● Short task:
Search the records for "this". Copy every line where it appears.

┌──

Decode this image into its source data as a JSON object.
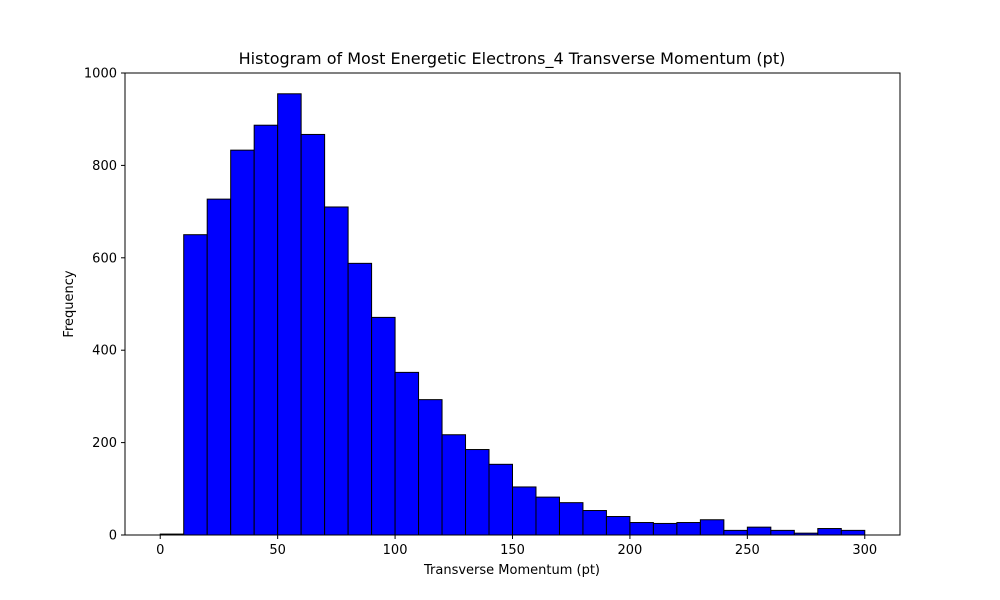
{
  "chart_data": {
    "type": "bar",
    "title": "Histogram of Most Energetic Electrons_4 Transverse Momentum (pt)",
    "xlabel": "Transverse Momentum (pt)",
    "ylabel": "Frequency",
    "xlim": [
      -15,
      315
    ],
    "ylim": [
      0,
      1000
    ],
    "bin_width": 10,
    "bin_edges": [
      0,
      10,
      20,
      30,
      40,
      50,
      60,
      70,
      80,
      90,
      100,
      110,
      120,
      130,
      140,
      150,
      160,
      170,
      180,
      190,
      200,
      210,
      220,
      230,
      240,
      250,
      260,
      270,
      280,
      290,
      300
    ],
    "values": [
      2,
      650,
      727,
      833,
      887,
      955,
      867,
      710,
      588,
      471,
      352,
      293,
      217,
      185,
      153,
      104,
      82,
      70,
      53,
      40,
      27,
      25,
      27,
      33,
      10,
      17,
      10,
      4,
      14,
      10
    ],
    "x_ticks": [
      "0",
      "50",
      "100",
      "150",
      "200",
      "250",
      "300"
    ],
    "y_ticks": [
      "0",
      "200",
      "400",
      "600",
      "800",
      "1000"
    ],
    "grid": false,
    "bar_color": "#0000ff",
    "edge_color": "#000000"
  }
}
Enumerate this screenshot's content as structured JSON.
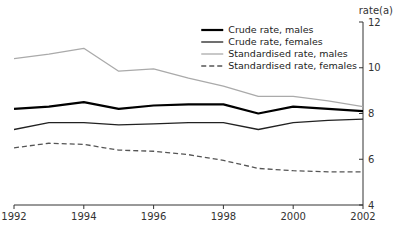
{
  "chart_data": {
    "type": "line",
    "x": [
      1992,
      1993,
      1994,
      1995,
      1996,
      1997,
      1998,
      1999,
      2000,
      2001,
      2002
    ],
    "series": [
      {
        "name": "Crude rate, males",
        "color": "#000000",
        "line_style": "solid",
        "values": [
          8.2,
          8.3,
          8.5,
          8.2,
          8.35,
          8.4,
          8.4,
          8.0,
          8.3,
          8.2,
          8.1
        ]
      },
      {
        "name": "Crude rate, females",
        "color": "#222222",
        "line_style": "solid",
        "values": [
          7.3,
          7.6,
          7.6,
          7.5,
          7.55,
          7.6,
          7.6,
          7.3,
          7.6,
          7.7,
          7.75
        ]
      },
      {
        "name": "Standardised rate, males",
        "color": "#aaaaaa",
        "line_style": "solid",
        "values": [
          10.4,
          10.6,
          10.85,
          9.85,
          9.95,
          9.55,
          9.2,
          8.75,
          8.75,
          8.55,
          8.3
        ]
      },
      {
        "name": "Standardised rate, females",
        "color": "#555555",
        "line_style": "dashed",
        "values": [
          6.5,
          6.7,
          6.65,
          6.4,
          6.35,
          6.2,
          5.95,
          5.6,
          5.5,
          5.45,
          5.45
        ]
      }
    ],
    "ylabel": "rate(a)",
    "xlim": [
      1992,
      2002
    ],
    "xticks": [
      1992,
      1994,
      1996,
      1998,
      2000,
      2002
    ],
    "ylim": [
      4,
      12
    ],
    "yticks": [
      4,
      6,
      8,
      10,
      12
    ],
    "grid": false,
    "legend": "upper right"
  }
}
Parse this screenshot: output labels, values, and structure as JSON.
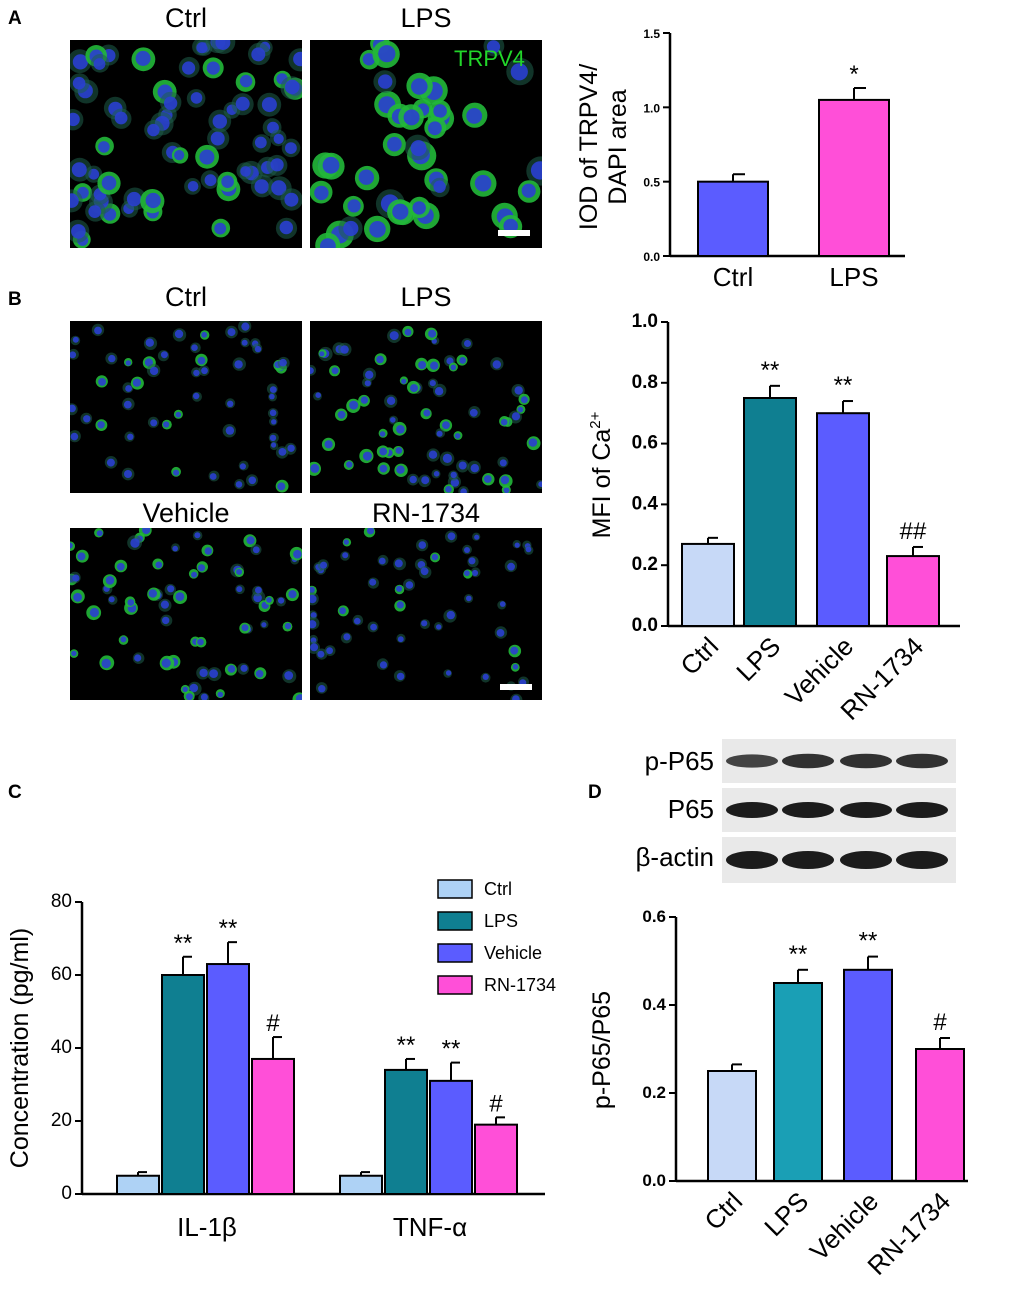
{
  "panels": {
    "A": {
      "letter": "A",
      "images": [
        {
          "label": "Ctrl"
        },
        {
          "label": "LPS"
        }
      ],
      "stain_label": "TRPV4"
    },
    "B": {
      "letter": "B",
      "images": [
        {
          "label": "Ctrl"
        },
        {
          "label": "LPS"
        },
        {
          "label": "Vehicle"
        },
        {
          "label": "RN-1734"
        }
      ]
    },
    "C": {
      "letter": "C"
    },
    "D": {
      "letter": "D",
      "blot_labels": [
        "p-P65",
        "P65",
        "β-actin"
      ]
    }
  },
  "chart_data": [
    {
      "id": "A",
      "type": "bar",
      "categories": [
        "Ctrl",
        "LPS"
      ],
      "values": [
        0.5,
        1.05
      ],
      "errors": [
        0.05,
        0.08
      ],
      "annotations": [
        "",
        "*"
      ],
      "colors": [
        "#5b5cff",
        "#ff4fd8"
      ],
      "ylabel_lines": [
        "IOD of TRPV4/",
        "DAPI area"
      ],
      "ylim": [
        0,
        1.5
      ],
      "yticks": [
        "0.0",
        "0.5",
        "1.0",
        "1.5"
      ],
      "tick_values": [
        0,
        0.5,
        1.0,
        1.5
      ]
    },
    {
      "id": "B",
      "type": "bar",
      "categories": [
        "Ctrl",
        "LPS",
        "Vehicle",
        "RN-1734"
      ],
      "values": [
        0.27,
        0.75,
        0.7,
        0.23
      ],
      "errors": [
        0.02,
        0.04,
        0.04,
        0.03
      ],
      "annotations": [
        "",
        "**",
        "**",
        "##"
      ],
      "colors": [
        "#c7d9f7",
        "#0f7f91",
        "#5b5cff",
        "#ff4fd8"
      ],
      "ylabel": "MFI of Ca",
      "ylabel_sup": "2+",
      "ylim": [
        0,
        1.0
      ],
      "yticks": [
        "0.0",
        "0.2",
        "0.4",
        "0.6",
        "0.8",
        "1.0"
      ],
      "tick_values": [
        0,
        0.2,
        0.4,
        0.6,
        0.8,
        1.0
      ]
    },
    {
      "id": "C",
      "type": "bar",
      "categories": [
        "IL-1β",
        "TNF-α"
      ],
      "series": [
        {
          "name": "Ctrl",
          "values": [
            5,
            5
          ],
          "errors": [
            1,
            1
          ],
          "color": "#aed2f5",
          "annotations": [
            "",
            ""
          ]
        },
        {
          "name": "LPS",
          "values": [
            60,
            34
          ],
          "errors": [
            5,
            3
          ],
          "color": "#0f7f91",
          "annotations": [
            "**",
            "**"
          ]
        },
        {
          "name": "Vehicle",
          "values": [
            63,
            31
          ],
          "errors": [
            6,
            5
          ],
          "color": "#5b5cff",
          "annotations": [
            "**",
            "**"
          ]
        },
        {
          "name": "RN-1734",
          "values": [
            37,
            19
          ],
          "errors": [
            6,
            2
          ],
          "color": "#ff4fd8",
          "annotations": [
            "#",
            "#"
          ]
        }
      ],
      "ylabel": "Concentration (pg/ml)",
      "ylim": [
        0,
        80
      ],
      "yticks": [
        "0",
        "20",
        "40",
        "60",
        "80"
      ],
      "tick_values": [
        0,
        20,
        40,
        60,
        80
      ],
      "legend_position": "top-right"
    },
    {
      "id": "D",
      "type": "bar",
      "categories": [
        "Ctrl",
        "LPS",
        "Vehicle",
        "RN-1734"
      ],
      "values": [
        0.25,
        0.45,
        0.48,
        0.3
      ],
      "errors": [
        0.015,
        0.03,
        0.03,
        0.025
      ],
      "annotations": [
        "",
        "**",
        "**",
        "#"
      ],
      "colors": [
        "#c7d9f7",
        "#1a9fb5",
        "#5b5cff",
        "#ff4fd8"
      ],
      "ylabel": "p-P65/P65",
      "ylim": [
        0,
        0.6
      ],
      "yticks": [
        "0.0",
        "0.2",
        "0.4",
        "0.6"
      ],
      "tick_values": [
        0,
        0.2,
        0.4,
        0.6
      ]
    }
  ]
}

└──

● Output of the task:
Decode this image into its source data as a JSON object.
Enumerate this screenshot's content as structured JSON.
Parse this screenshot: output labels, values, and structure as JSON.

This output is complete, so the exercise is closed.